Stored dataset items:
________________________________________

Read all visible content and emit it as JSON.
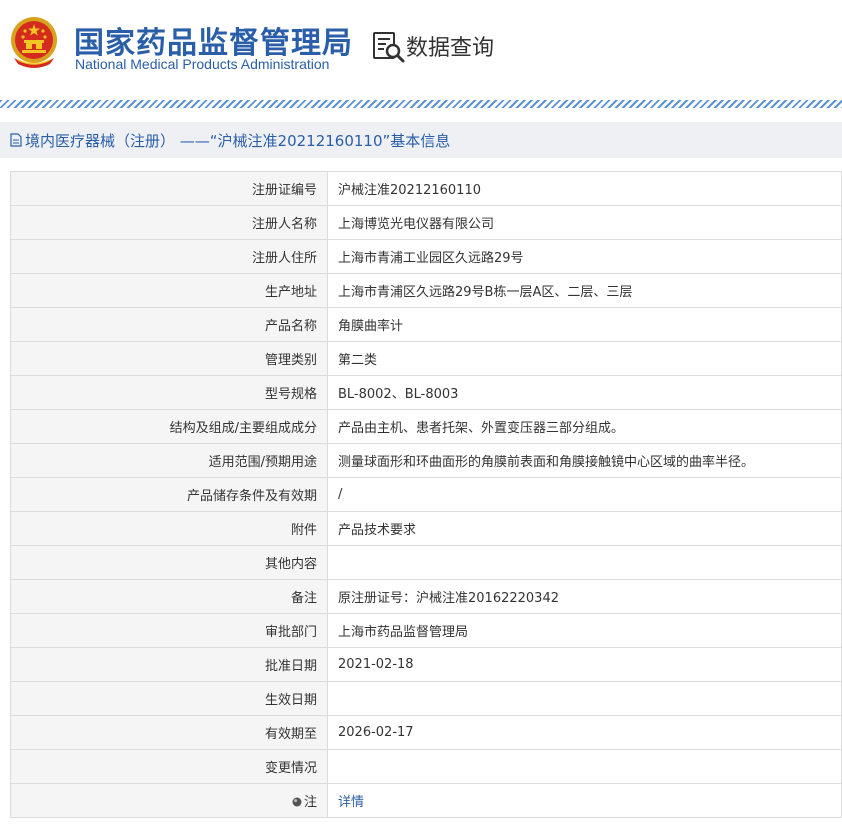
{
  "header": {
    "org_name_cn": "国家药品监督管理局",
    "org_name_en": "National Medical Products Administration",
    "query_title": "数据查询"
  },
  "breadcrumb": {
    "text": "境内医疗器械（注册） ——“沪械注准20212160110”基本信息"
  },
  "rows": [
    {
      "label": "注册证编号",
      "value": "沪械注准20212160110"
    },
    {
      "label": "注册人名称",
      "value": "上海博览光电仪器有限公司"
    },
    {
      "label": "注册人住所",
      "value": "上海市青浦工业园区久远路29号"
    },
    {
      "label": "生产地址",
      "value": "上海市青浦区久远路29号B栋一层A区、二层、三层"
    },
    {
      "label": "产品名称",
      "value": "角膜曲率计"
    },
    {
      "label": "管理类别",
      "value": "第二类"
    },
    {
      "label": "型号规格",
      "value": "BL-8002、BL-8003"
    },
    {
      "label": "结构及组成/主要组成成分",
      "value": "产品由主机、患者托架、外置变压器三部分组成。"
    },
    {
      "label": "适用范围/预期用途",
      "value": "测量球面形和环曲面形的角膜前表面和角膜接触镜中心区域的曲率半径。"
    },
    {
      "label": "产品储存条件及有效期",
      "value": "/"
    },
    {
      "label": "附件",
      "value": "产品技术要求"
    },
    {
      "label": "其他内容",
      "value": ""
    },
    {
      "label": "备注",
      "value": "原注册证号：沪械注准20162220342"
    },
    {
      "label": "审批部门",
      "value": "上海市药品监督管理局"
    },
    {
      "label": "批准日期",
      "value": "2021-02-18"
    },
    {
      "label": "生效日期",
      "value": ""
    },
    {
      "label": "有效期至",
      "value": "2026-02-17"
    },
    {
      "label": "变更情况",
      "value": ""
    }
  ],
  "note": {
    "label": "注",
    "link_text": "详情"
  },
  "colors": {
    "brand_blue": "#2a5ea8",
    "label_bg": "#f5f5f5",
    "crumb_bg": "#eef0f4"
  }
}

________________________________________

> DESCRIPTION OF THE TASK
Every line above should be repeated exactly; pictures stay out of the copy.

> EXERCISE RESULT
Read all visible content and emit it as JSON.
{
  "header": {
    "org_name_cn": "国家药品监督管理局",
    "org_name_en": "National Medical Products Administration",
    "query_title": "数据查询"
  },
  "breadcrumb": {
    "text": "境内医疗器械（注册） ——“沪械注准20212160110”基本信息"
  },
  "rows": [
    {
      "label": "注册证编号",
      "value": "沪械注准20212160110"
    },
    {
      "label": "注册人名称",
      "value": "上海博览光电仪器有限公司"
    },
    {
      "label": "注册人住所",
      "value": "上海市青浦工业园区久远路29号"
    },
    {
      "label": "生产地址",
      "value": "上海市青浦区久远路29号B栋一层A区、二层、三层"
    },
    {
      "label": "产品名称",
      "value": "角膜曲率计"
    },
    {
      "label": "管理类别",
      "value": "第二类"
    },
    {
      "label": "型号规格",
      "value": "BL-8002、BL-8003"
    },
    {
      "label": "结构及组成/主要组成成分",
      "value": "产品由主机、患者托架、外置变压器三部分组成。"
    },
    {
      "label": "适用范围/预期用途",
      "value": "测量球面形和环曲面形的角膜前表面和角膜接触镜中心区域的曲率半径。"
    },
    {
      "label": "产品储存条件及有效期",
      "value": "/"
    },
    {
      "label": "附件",
      "value": "产品技术要求"
    },
    {
      "label": "其他内容",
      "value": ""
    },
    {
      "label": "备注",
      "value": "原注册证号：沪械注准20162220342"
    },
    {
      "label": "审批部门",
      "value": "上海市药品监督管理局"
    },
    {
      "label": "批准日期",
      "value": "2021-02-18"
    },
    {
      "label": "生效日期",
      "value": ""
    },
    {
      "label": "有效期至",
      "value": "2026-02-17"
    },
    {
      "label": "变更情况",
      "value": ""
    }
  ],
  "note": {
    "label": "注",
    "link_text": "详情"
  },
  "colors": {
    "brand_blue": "#2a5ea8",
    "label_bg": "#f5f5f5",
    "crumb_bg": "#eef0f4"
  }
}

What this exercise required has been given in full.